== LISTING ==

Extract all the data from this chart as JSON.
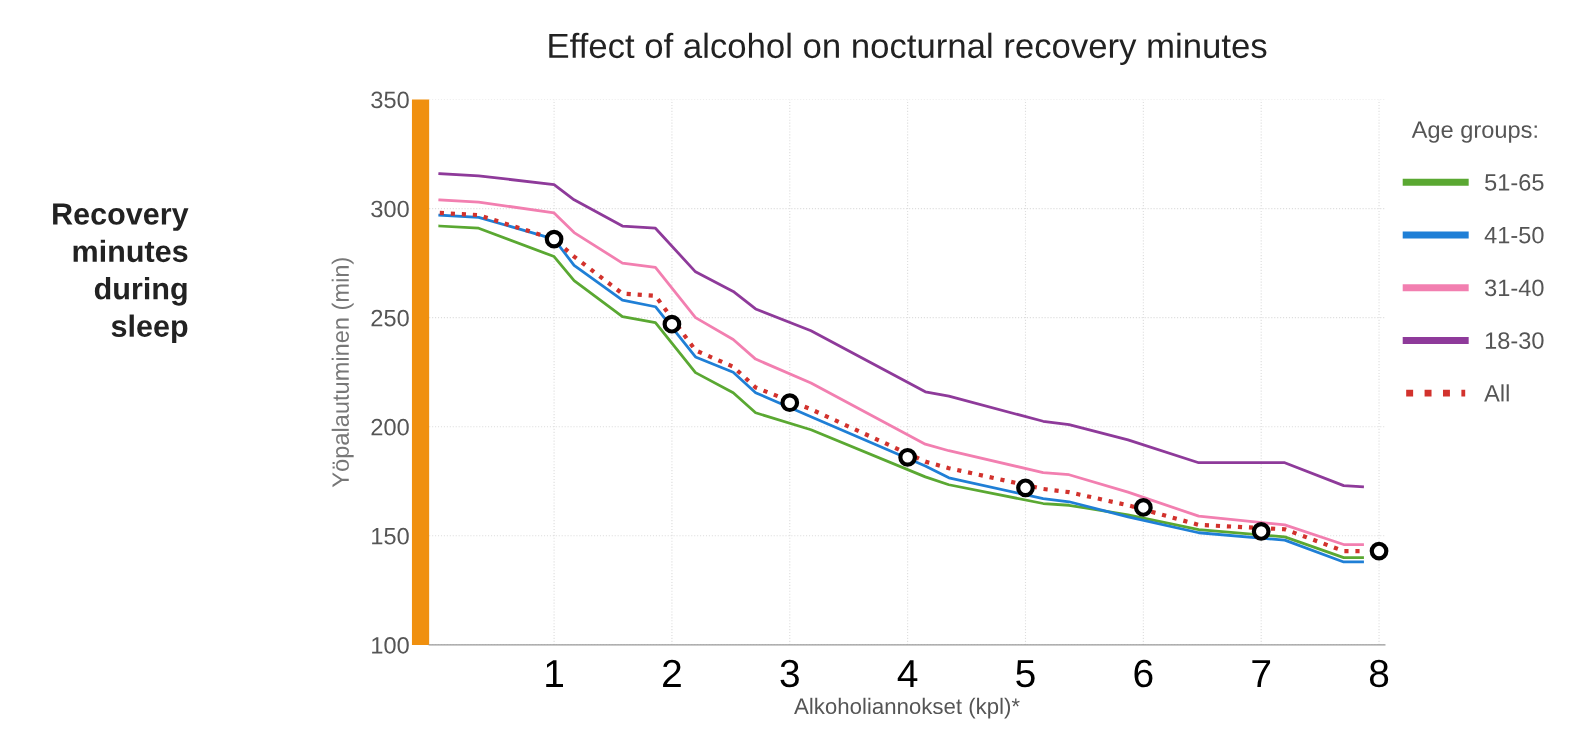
{
  "chart_data": {
    "type": "line",
    "title": "Effect of alcohol on nocturnal recovery minutes",
    "xlabel": "Alkoholiannokset (kpl)*",
    "ylabel": "Yöpalautuminen (min)",
    "legend_title": "Age groups:",
    "annotations": [
      "Recovery\nminutes\nduring\nsleep"
    ],
    "x": [
      0.03,
      0.36,
      1.0,
      1.17,
      1.58,
      1.86,
      2.2,
      2.52,
      2.71,
      3.18,
      4.15,
      4.35,
      5.15,
      5.37,
      5.87,
      6.47,
      7.2,
      7.7,
      7.86
    ],
    "series": [
      {
        "name": "51-65",
        "color": "#5aa832",
        "values": [
          292,
          291,
          278,
          267,
          250.5,
          247.7,
          224.8,
          215.6,
          206.4,
          198.6,
          177,
          173.4,
          164.8,
          164,
          159.6,
          152.8,
          149.5,
          140,
          140
        ]
      },
      {
        "name": "41-50",
        "color": "#1f7fd6",
        "values": [
          297,
          296,
          286,
          274,
          258,
          255,
          232,
          225,
          215.6,
          204.6,
          182,
          176.6,
          167,
          165.6,
          158.7,
          151.4,
          148,
          138,
          138
        ]
      },
      {
        "name": "31-40",
        "color": "#f27fb0",
        "values": [
          304,
          303,
          298,
          289,
          275,
          273,
          250,
          240,
          231,
          220,
          192,
          189,
          179,
          178,
          170,
          159,
          155,
          146,
          146
        ]
      },
      {
        "name": "18-30",
        "color": "#8e3a9a",
        "values": [
          316,
          315,
          311,
          304,
          292,
          291,
          271,
          262,
          254,
          244,
          216,
          214,
          202.5,
          201,
          194,
          183.5,
          183.5,
          173,
          172.5
        ]
      },
      {
        "name": "All",
        "color": "#d2322d",
        "line_style": "dotted",
        "values": [
          298,
          297,
          286,
          278,
          261,
          260,
          235,
          227.5,
          218,
          208,
          184,
          181,
          171.5,
          170,
          164,
          155,
          153,
          143,
          143
        ]
      },
      {
        "type": "scatter",
        "color": "#000000",
        "marker": "circle",
        "x": [
          1,
          2,
          3,
          4,
          5,
          6,
          7,
          8
        ],
        "values": [
          286,
          247,
          211,
          186,
          172,
          163,
          152,
          143
        ]
      }
    ],
    "xlim": [
      -0.06,
      8.05
    ],
    "xticks": [
      1,
      2,
      3,
      4,
      5,
      6,
      7,
      8
    ],
    "ylim": [
      100,
      350
    ],
    "yticks": [
      100,
      150,
      200,
      250,
      300,
      350
    ],
    "grid": true,
    "legend": "right",
    "marker": "none",
    "line_style": "solid"
  }
}
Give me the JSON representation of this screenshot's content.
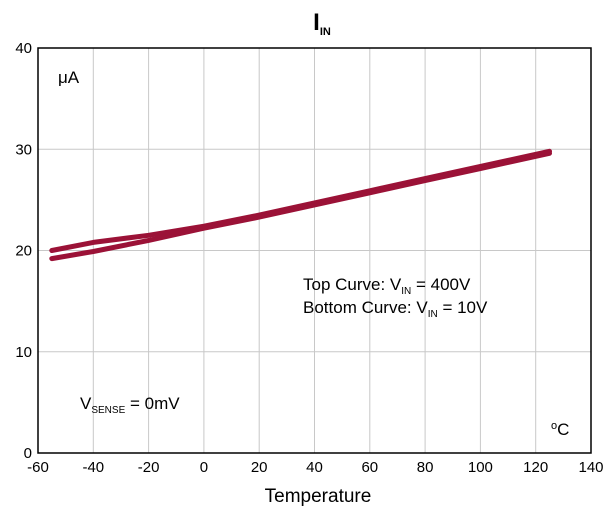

===

**TASK TO COMPLETE:** Every entry must be transcribed exactly. Pictures do not belong in the copy.

**OUTPUT FOR THIS EXERCISE:**
Extract all the data from this chart as JSON.
{
  "chart_data": {
    "type": "line",
    "title": "Effect of alcohol on nocturnal recovery minutes",
    "xlabel": "Alkoholiannokset (kpl)*",
    "ylabel": "Yöpalautuminen (min)",
    "legend_title": "Age groups:",
    "annotations": [
      "Recovery\nminutes\nduring\nsleep"
    ],
    "x": [
      0.03,
      0.36,
      1.0,
      1.17,
      1.58,
      1.86,
      2.2,
      2.52,
      2.71,
      3.18,
      4.15,
      4.35,
      5.15,
      5.37,
      5.87,
      6.47,
      7.2,
      7.7,
      7.86
    ],
    "series": [
      {
        "name": "51-65",
        "color": "#5aa832",
        "values": [
          292,
          291,
          278,
          267,
          250.5,
          247.7,
          224.8,
          215.6,
          206.4,
          198.6,
          177,
          173.4,
          164.8,
          164,
          159.6,
          152.8,
          149.5,
          140,
          140
        ]
      },
      {
        "name": "41-50",
        "color": "#1f7fd6",
        "values": [
          297,
          296,
          286,
          274,
          258,
          255,
          232,
          225,
          215.6,
          204.6,
          182,
          176.6,
          167,
          165.6,
          158.7,
          151.4,
          148,
          138,
          138
        ]
      },
      {
        "name": "31-40",
        "color": "#f27fb0",
        "values": [
          304,
          303,
          298,
          289,
          275,
          273,
          250,
          240,
          231,
          220,
          192,
          189,
          179,
          178,
          170,
          159,
          155,
          146,
          146
        ]
      },
      {
        "name": "18-30",
        "color": "#8e3a9a",
        "values": [
          316,
          315,
          311,
          304,
          292,
          291,
          271,
          262,
          254,
          244,
          216,
          214,
          202.5,
          201,
          194,
          183.5,
          183.5,
          173,
          172.5
        ]
      },
      {
        "name": "All",
        "color": "#d2322d",
        "line_style": "dotted",
        "values": [
          298,
          297,
          286,
          278,
          261,
          260,
          235,
          227.5,
          218,
          208,
          184,
          181,
          171.5,
          170,
          164,
          155,
          153,
          143,
          143
        ]
      },
      {
        "type": "scatter",
        "color": "#000000",
        "marker": "circle",
        "x": [
          1,
          2,
          3,
          4,
          5,
          6,
          7,
          8
        ],
        "values": [
          286,
          247,
          211,
          186,
          172,
          163,
          152,
          143
        ]
      }
    ],
    "xlim": [
      -0.06,
      8.05
    ],
    "xticks": [
      1,
      2,
      3,
      4,
      5,
      6,
      7,
      8
    ],
    "ylim": [
      100,
      350
    ],
    "yticks": [
      100,
      150,
      200,
      250,
      300,
      350
    ],
    "grid": true,
    "legend": "right",
    "marker": "none",
    "line_style": "solid"
  }
}
Give me the JSON representation of this screenshot's content.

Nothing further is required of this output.